Data excerpts:
+++++
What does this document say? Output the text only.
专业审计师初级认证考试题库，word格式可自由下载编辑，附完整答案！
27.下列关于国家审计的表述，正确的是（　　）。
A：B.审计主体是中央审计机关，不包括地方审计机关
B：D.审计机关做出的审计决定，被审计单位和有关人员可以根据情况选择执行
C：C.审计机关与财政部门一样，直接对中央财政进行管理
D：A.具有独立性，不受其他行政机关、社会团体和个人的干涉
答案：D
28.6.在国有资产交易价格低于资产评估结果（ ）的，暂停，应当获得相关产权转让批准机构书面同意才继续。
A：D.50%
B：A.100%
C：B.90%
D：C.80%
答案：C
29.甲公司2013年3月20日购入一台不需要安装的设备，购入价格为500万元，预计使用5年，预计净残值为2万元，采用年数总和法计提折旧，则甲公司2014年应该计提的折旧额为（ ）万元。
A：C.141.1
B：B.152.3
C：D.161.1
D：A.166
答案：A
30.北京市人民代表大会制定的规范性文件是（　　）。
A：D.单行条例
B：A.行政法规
+++++
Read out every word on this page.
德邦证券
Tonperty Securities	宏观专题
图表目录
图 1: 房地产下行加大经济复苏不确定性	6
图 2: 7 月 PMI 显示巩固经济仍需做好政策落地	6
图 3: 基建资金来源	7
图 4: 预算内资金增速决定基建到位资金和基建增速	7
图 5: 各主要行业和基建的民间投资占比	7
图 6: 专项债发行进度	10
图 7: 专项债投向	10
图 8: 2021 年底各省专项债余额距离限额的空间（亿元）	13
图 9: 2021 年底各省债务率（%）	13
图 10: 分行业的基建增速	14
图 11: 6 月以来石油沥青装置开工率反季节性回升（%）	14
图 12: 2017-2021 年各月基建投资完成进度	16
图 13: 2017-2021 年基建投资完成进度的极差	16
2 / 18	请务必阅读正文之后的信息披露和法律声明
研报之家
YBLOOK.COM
+++++
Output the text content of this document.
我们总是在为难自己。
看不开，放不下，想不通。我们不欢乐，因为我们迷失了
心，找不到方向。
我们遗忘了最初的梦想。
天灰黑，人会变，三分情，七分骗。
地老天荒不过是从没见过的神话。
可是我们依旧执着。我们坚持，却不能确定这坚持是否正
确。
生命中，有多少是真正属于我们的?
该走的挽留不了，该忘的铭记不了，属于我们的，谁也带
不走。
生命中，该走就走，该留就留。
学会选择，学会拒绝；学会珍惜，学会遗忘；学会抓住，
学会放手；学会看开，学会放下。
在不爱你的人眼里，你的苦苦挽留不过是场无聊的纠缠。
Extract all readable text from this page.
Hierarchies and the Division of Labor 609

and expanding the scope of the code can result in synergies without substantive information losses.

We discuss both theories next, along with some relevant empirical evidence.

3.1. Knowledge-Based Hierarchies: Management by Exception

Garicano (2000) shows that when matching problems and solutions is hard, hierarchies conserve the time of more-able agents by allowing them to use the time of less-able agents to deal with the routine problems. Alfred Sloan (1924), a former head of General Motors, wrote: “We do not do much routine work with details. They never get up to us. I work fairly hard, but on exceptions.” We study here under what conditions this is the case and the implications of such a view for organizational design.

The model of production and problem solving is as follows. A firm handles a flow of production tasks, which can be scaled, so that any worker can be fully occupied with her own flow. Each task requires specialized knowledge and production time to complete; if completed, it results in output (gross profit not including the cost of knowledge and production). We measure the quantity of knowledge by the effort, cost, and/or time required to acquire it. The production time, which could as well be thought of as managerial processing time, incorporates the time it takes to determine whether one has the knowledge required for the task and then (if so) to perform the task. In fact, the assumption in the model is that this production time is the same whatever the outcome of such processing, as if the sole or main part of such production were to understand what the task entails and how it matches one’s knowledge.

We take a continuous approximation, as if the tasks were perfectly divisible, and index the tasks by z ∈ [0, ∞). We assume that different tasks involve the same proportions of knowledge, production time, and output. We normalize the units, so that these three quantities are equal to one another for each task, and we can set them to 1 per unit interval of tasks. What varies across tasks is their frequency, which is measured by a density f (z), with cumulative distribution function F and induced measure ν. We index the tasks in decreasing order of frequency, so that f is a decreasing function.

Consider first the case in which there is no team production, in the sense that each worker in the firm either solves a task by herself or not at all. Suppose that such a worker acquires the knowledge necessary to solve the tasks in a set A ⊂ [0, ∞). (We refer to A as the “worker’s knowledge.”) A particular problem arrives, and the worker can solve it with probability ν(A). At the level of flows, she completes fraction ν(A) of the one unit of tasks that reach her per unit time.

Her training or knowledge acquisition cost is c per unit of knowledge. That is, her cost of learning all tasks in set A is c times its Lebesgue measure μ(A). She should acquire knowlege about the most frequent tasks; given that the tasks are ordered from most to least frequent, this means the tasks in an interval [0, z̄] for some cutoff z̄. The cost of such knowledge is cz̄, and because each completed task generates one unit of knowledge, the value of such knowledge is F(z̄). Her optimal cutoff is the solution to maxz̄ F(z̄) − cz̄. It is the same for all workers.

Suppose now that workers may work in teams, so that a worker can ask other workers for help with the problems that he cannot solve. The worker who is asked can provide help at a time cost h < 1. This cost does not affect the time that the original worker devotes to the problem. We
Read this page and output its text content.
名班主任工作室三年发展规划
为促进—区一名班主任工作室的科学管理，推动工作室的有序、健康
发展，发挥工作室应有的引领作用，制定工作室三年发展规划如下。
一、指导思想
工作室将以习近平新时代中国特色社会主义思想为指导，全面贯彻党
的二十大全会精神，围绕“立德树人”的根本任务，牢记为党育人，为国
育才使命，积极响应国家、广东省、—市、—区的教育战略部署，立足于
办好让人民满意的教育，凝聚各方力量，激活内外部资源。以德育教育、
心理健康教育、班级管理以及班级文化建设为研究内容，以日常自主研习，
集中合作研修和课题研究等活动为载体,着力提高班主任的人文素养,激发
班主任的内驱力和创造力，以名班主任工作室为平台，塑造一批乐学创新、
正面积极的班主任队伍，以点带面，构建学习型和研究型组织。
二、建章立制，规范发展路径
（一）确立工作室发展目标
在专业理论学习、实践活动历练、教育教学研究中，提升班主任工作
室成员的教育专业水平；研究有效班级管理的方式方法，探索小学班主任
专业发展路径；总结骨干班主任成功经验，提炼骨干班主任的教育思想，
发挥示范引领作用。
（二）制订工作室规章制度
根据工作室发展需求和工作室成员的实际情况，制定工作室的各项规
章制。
+++++
**What is asked:** Select the lines in this material that hold the word "case", leaving none out.

**Solution below:**
Garicano (2000) shows that when matching problems and solutions is hard, hierarchies conserve the time of more-able agents by allowing them to use the time of less-able agents to deal with the routine problems. Alfred Sloan (1924), a former head of General Motors, wrote: “We do not do much routine work with details. They never get up to us. I work fairly hard, but on exceptions.” We study here under what conditions this is the case and the implications of such a view for organizational design.
Consider first the case in which there is no team production, in the sense that each worker in the firm either solves a task by herself or not at all. Suppose that such a worker acquires the knowledge necessary to solve the tasks in a set A ⊂ [0, ∞). (We refer to A as the “worker’s knowledge.”) A particular problem arrives, and the worker can solve it with probability ν(A). At the level of flows, she completes fraction ν(A) of the one unit of tasks that reach her per unit time.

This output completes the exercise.